Records
......

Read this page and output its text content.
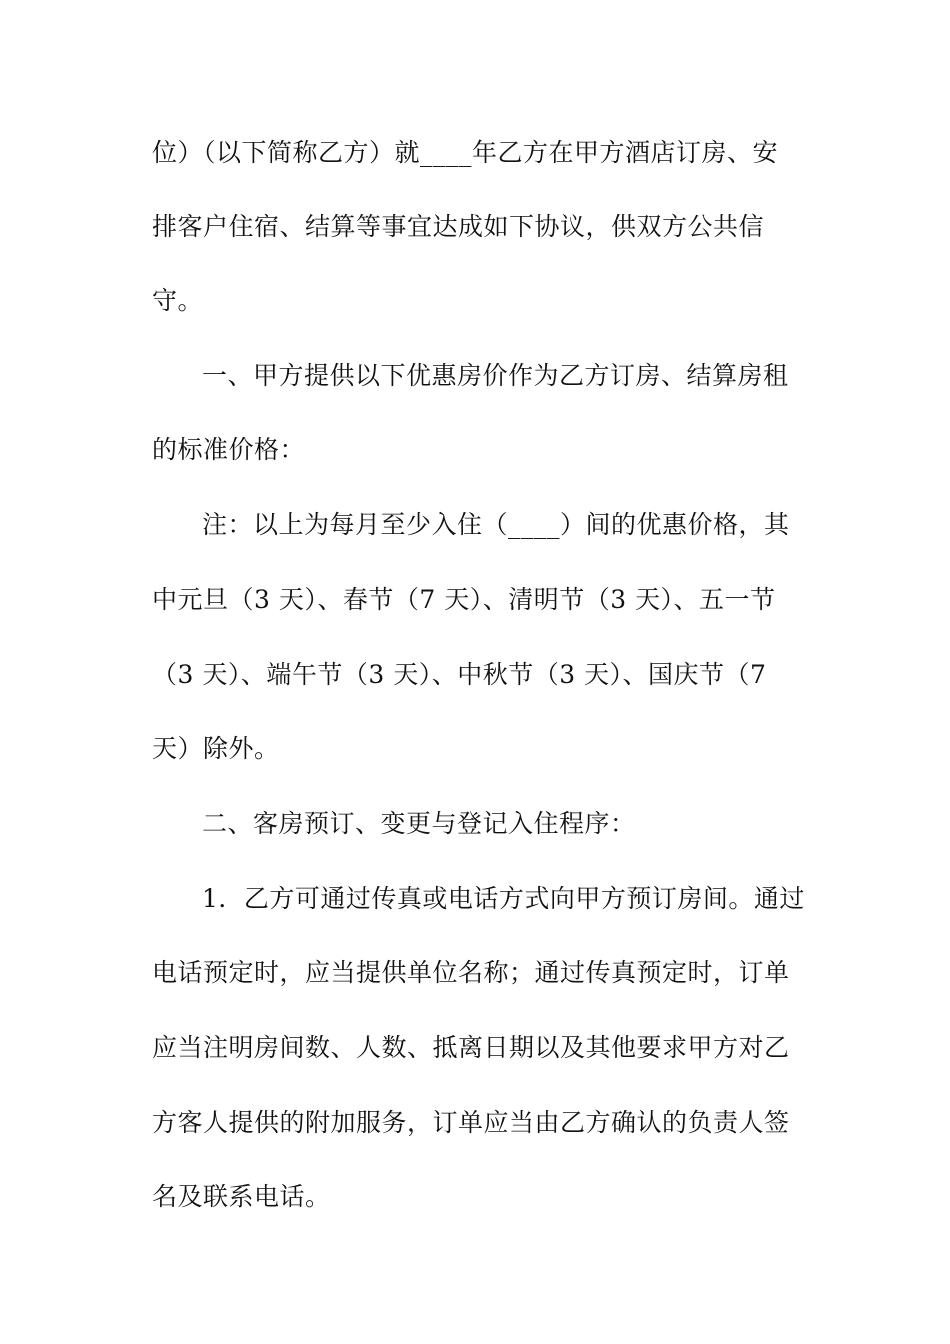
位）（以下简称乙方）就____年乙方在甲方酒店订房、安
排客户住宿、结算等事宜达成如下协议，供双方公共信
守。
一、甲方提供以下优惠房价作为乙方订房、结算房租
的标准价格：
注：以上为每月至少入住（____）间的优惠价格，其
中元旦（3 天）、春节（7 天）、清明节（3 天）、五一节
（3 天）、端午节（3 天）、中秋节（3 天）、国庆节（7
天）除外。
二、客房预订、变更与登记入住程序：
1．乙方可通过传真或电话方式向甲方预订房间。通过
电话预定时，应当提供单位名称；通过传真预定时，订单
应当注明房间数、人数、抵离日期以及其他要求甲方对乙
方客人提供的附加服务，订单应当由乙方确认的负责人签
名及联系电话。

......

» **EXERCISE AIM**: Reproduce the data word for word, excluding its pictures.

» **THE RESPONSE**:
Read this page and output its text content.
位）（以下简称乙方）就____年乙方在甲方酒店订房、安
排客户住宿、结算等事宜达成如下协议，供双方公共信
守。
一、甲方提供以下优惠房价作为乙方订房、结算房租
的标准价格：
注：以上为每月至少入住（____）间的优惠价格，其
中元旦（3 天）、春节（7 天）、清明节（3 天）、五一节
（3 天）、端午节（3 天）、中秋节（3 天）、国庆节（7
天）除外。
二、客房预订、变更与登记入住程序：
1．乙方可通过传真或电话方式向甲方预订房间。通过
电话预定时，应当提供单位名称；通过传真预定时，订单
应当注明房间数、人数、抵离日期以及其他要求甲方对乙
方客人提供的附加服务，订单应当由乙方确认的负责人签
名及联系电话。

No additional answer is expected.